● **What the exercise asks**
Gather all lines with "JSON" from the records.

● **Dataset entries**

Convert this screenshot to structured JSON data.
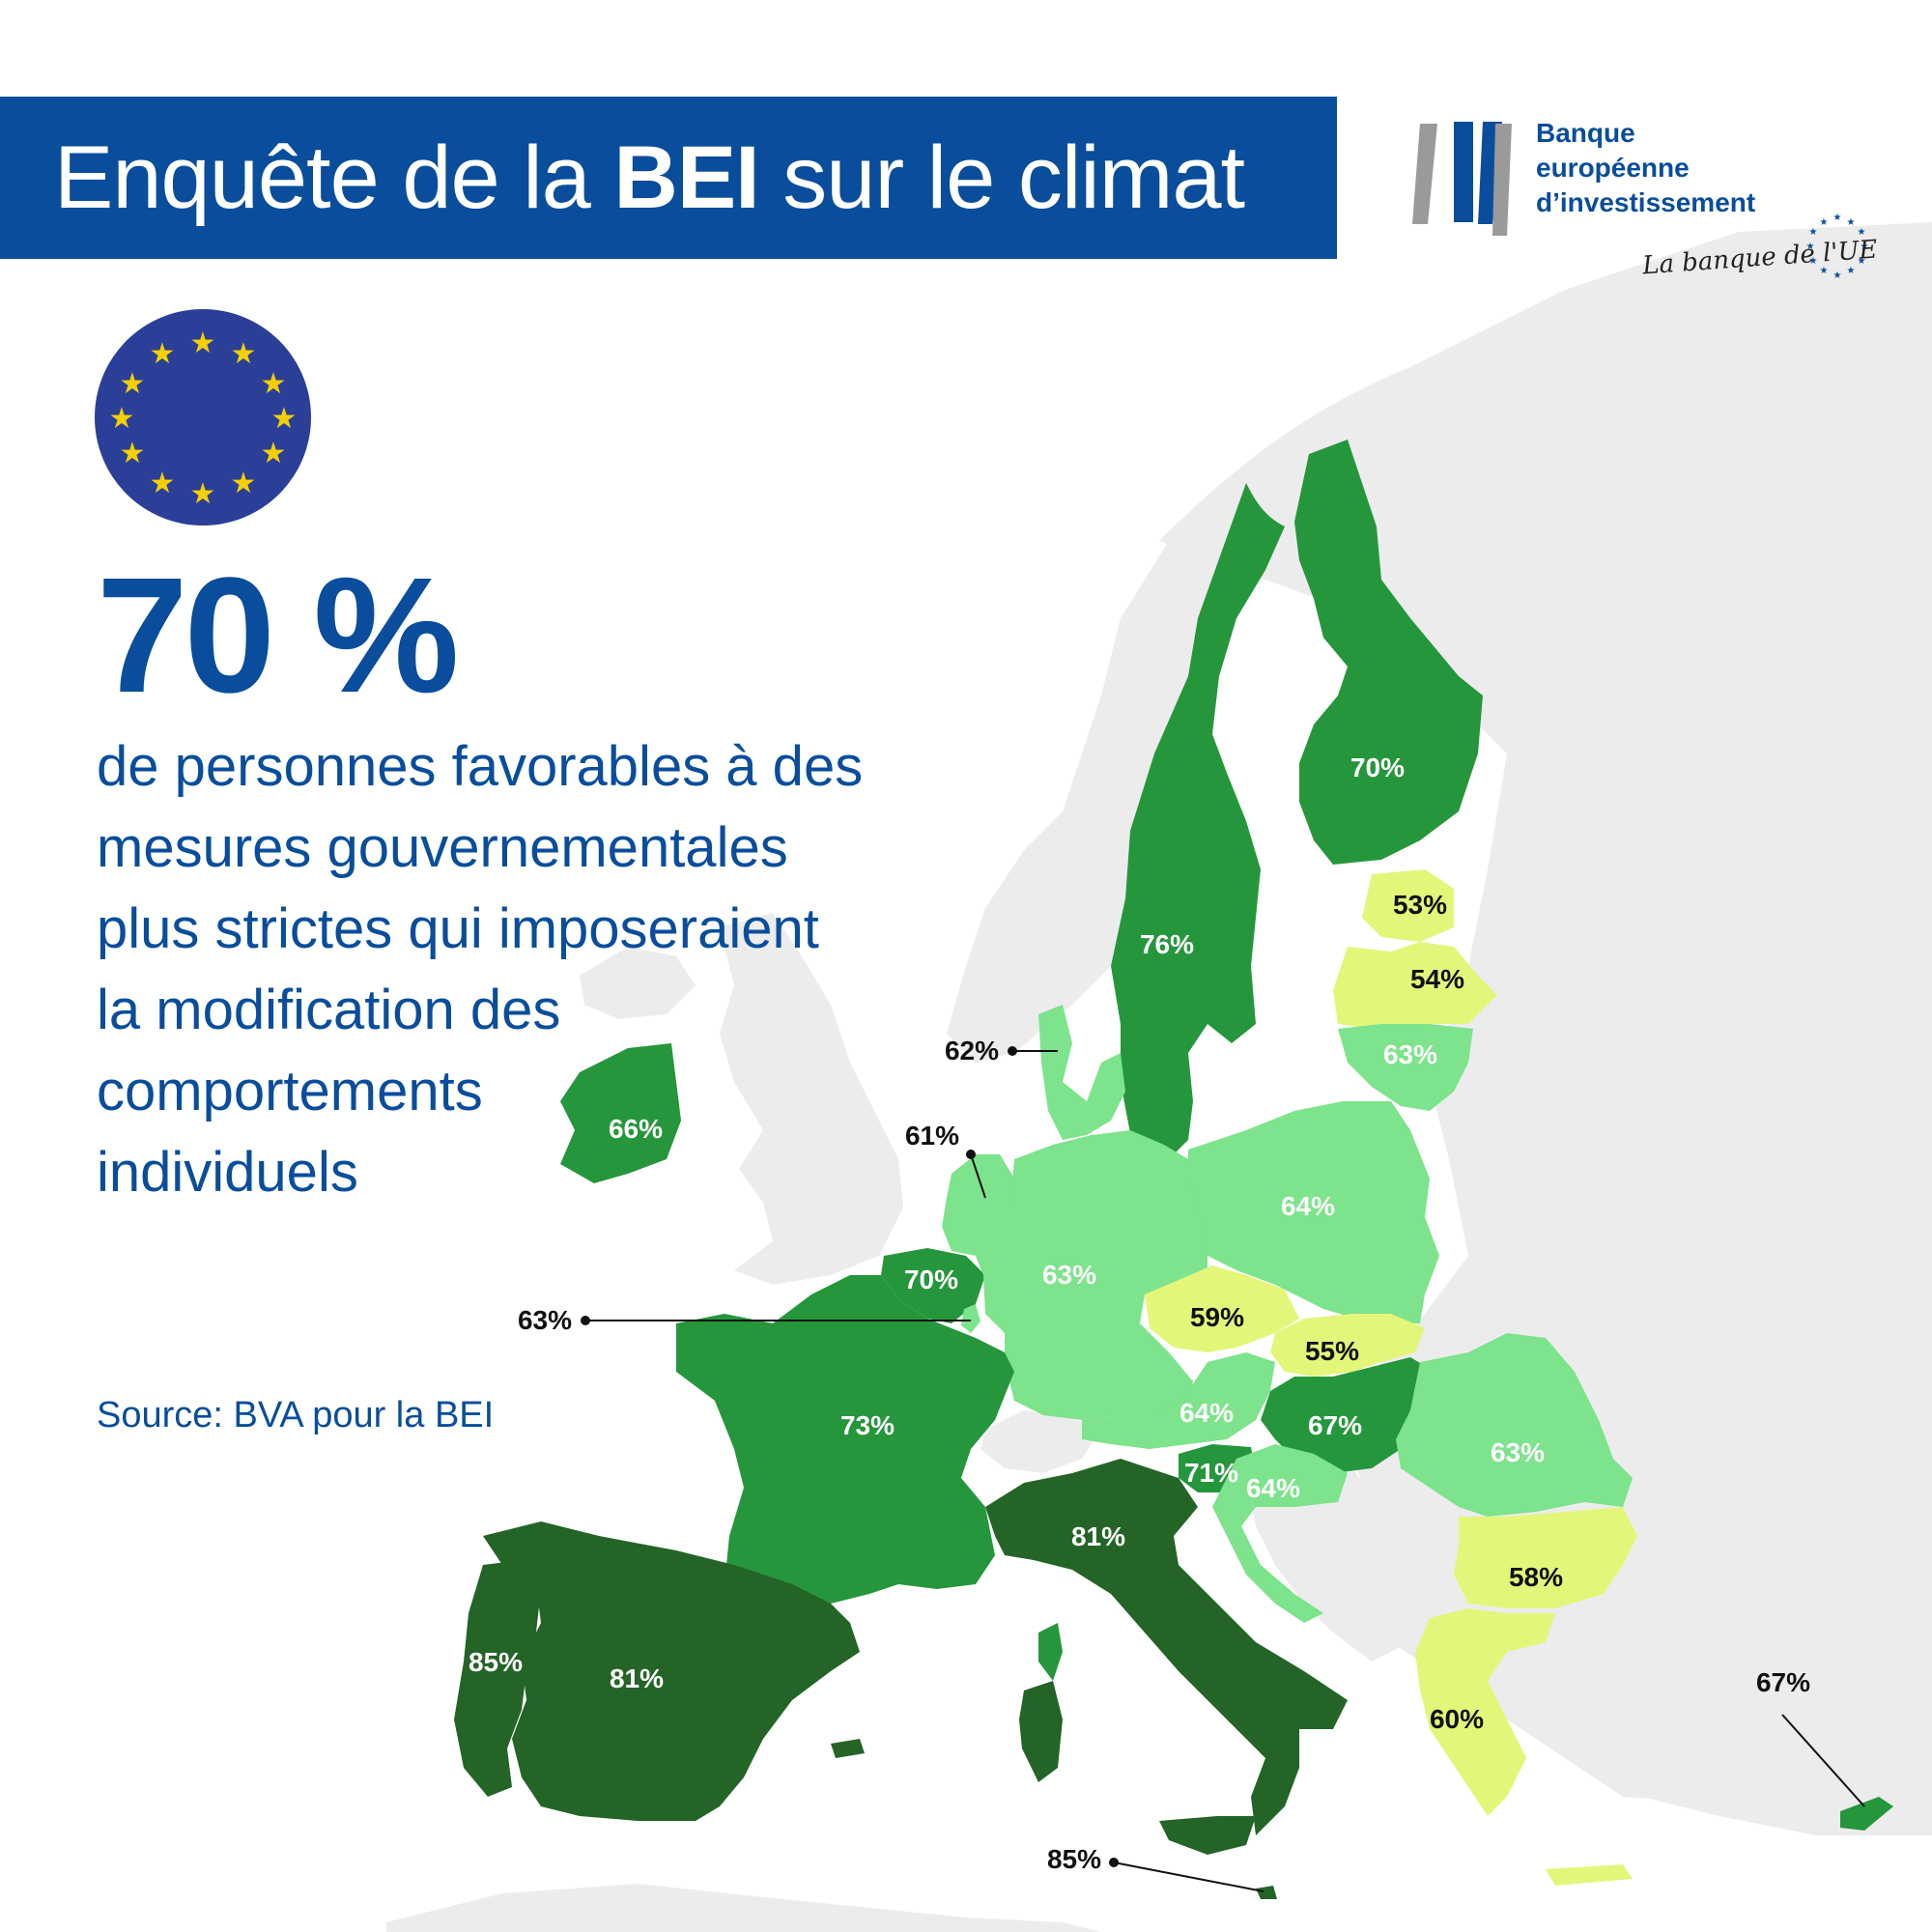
{
  "header": {
    "title_part1": "Enquête de la ",
    "title_bold": "BEI",
    "title_part2": " sur le climat"
  },
  "logo": {
    "line1": "Banque",
    "line2": "européenne",
    "line3": "d’investissement",
    "tagline": "La banque de l'UE"
  },
  "headline": {
    "value": "70 %",
    "lines": [
      "de personnes favorables à des",
      "mesures gouvernementales",
      "plus strictes qui imposeraient",
      "la modification des",
      "comportements",
      "individuels"
    ]
  },
  "source": "Source: BVA pour la BEI",
  "colors": {
    "brand_blue": "#0a4d9c",
    "eu_flag_blue": "#2b3f99",
    "eu_star_yellow": "#f4d000",
    "bucket_50s": "#e3f67a",
    "bucket_60s": "#7de38c",
    "bucket_65_79": "#26963c",
    "bucket_80plus": "#246427",
    "non_eu_land": "#ececec"
  },
  "countries": {
    "finland": "70%",
    "sweden": "76%",
    "estonia": "53%",
    "latvia": "54%",
    "lithuania": "63%",
    "denmark": "62%",
    "netherlands": "61%",
    "ireland": "66%",
    "belgium": "70%",
    "luxembourg": "63%",
    "germany": "63%",
    "poland": "64%",
    "czechia": "59%",
    "slovakia": "55%",
    "austria": "64%",
    "hungary": "67%",
    "romania": "63%",
    "slovenia": "71%",
    "croatia": "64%",
    "france": "73%",
    "italy": "81%",
    "spain": "81%",
    "portugal": "85%",
    "bulgaria": "58%",
    "greece": "60%",
    "cyprus": "67%",
    "malta": "85%"
  }
}
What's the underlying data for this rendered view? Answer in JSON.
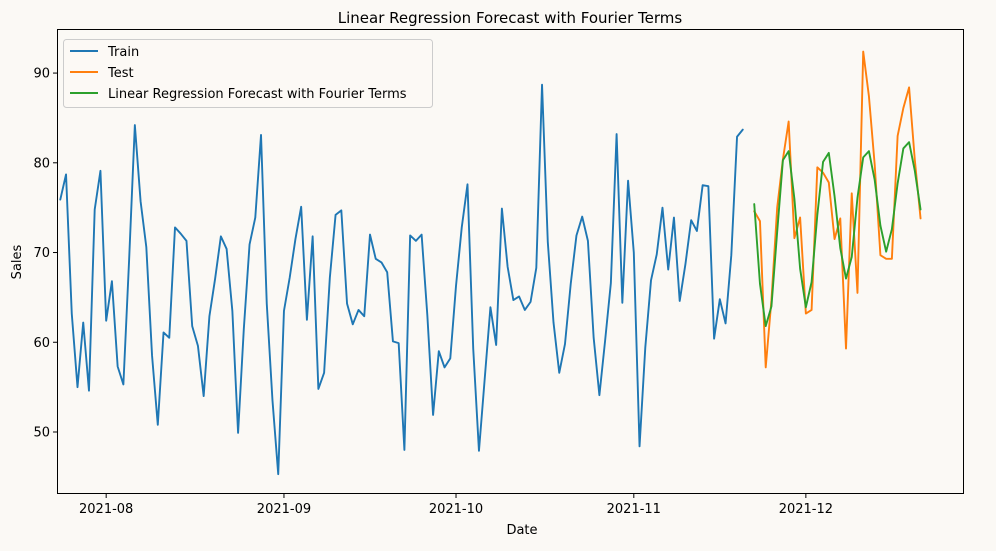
{
  "chart_data": {
    "type": "line",
    "title": "Linear Regression Forecast with Fourier Terms",
    "xlabel": "Date",
    "ylabel": "Sales",
    "xlim": [
      -8.4,
      149.4
    ],
    "ylim": [
      43.2,
      94.8
    ],
    "x_ticks": [
      {
        "label": "2021-08",
        "day": 0
      },
      {
        "label": "2021-09",
        "day": 31
      },
      {
        "label": "2021-10",
        "day": 61
      },
      {
        "label": "2021-11",
        "day": 92
      },
      {
        "label": "2021-12",
        "day": 122
      }
    ],
    "y_ticks": [
      50,
      60,
      70,
      80,
      90
    ],
    "legend_position": "top-left",
    "series": [
      {
        "name": "Train",
        "color": "#1f77b4",
        "start_day": -8,
        "values": [
          75.9,
          78.7,
          63.2,
          55.0,
          62.2,
          54.6,
          74.8,
          79.1,
          62.4,
          66.8,
          57.3,
          55.3,
          69.2,
          84.2,
          75.7,
          70.6,
          58.5,
          50.8,
          61.1,
          60.5,
          72.8,
          72.1,
          71.3,
          61.8,
          59.6,
          54.0,
          62.9,
          67.1,
          71.8,
          70.4,
          63.5,
          49.9,
          61.5,
          70.9,
          73.9,
          83.1,
          64.3,
          53.5,
          45.3,
          63.5,
          67.2,
          71.5,
          75.1,
          62.5,
          71.8,
          54.8,
          56.6,
          67.2,
          74.2,
          74.7,
          64.3,
          62.0,
          63.6,
          62.9,
          72.0,
          69.3,
          68.9,
          67.8,
          60.1,
          59.9,
          48.0,
          71.9,
          71.3,
          72.0,
          63.0,
          51.9,
          59.0,
          57.2,
          58.2,
          66.3,
          72.8,
          77.6,
          59.3,
          47.9,
          55.9,
          63.9,
          59.7,
          74.9,
          68.4,
          64.7,
          65.1,
          63.6,
          64.5,
          68.3,
          88.7,
          71.2,
          62.2,
          56.6,
          59.8,
          66.5,
          71.9,
          74.0,
          71.3,
          60.5,
          54.1,
          60.2,
          66.6,
          83.2,
          64.4,
          78.0,
          70.0,
          48.4,
          59.4,
          66.9,
          69.8,
          75.0,
          68.1,
          73.9,
          64.6,
          68.7,
          73.6,
          72.4,
          77.5,
          77.4,
          60.4,
          64.8,
          62.1,
          69.7,
          82.9,
          83.7
        ]
      },
      {
        "name": "Test",
        "color": "#ff7f0e",
        "start_day": 113,
        "values": [
          74.6,
          73.5,
          57.2,
          64.7,
          75.0,
          80.4,
          84.6,
          71.6,
          73.9,
          63.2,
          63.6,
          79.5,
          78.9,
          77.8,
          71.5,
          73.8,
          59.3,
          76.6,
          65.5,
          92.4,
          87.4,
          79.8,
          69.7,
          69.3,
          69.3,
          83.0,
          86.1,
          88.4,
          80.3,
          73.8
        ]
      },
      {
        "name": "Linear Regression Forecast with Fourier Terms",
        "color": "#2ca02c",
        "start_day": 113,
        "values": [
          75.4,
          66.5,
          61.8,
          64.0,
          72.3,
          80.3,
          81.3,
          76.0,
          68.2,
          63.9,
          66.7,
          74.2,
          80.1,
          81.1,
          76.3,
          70.5,
          67.1,
          69.5,
          76.1,
          80.6,
          81.3,
          78.1,
          73.0,
          70.1,
          72.6,
          77.7,
          81.6,
          82.3,
          79.1,
          74.8
        ]
      }
    ]
  }
}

● **Answer in full**
Convert this screenshot to structured JSON data.
What's the underlying data for this rendered view? Answer in JSON.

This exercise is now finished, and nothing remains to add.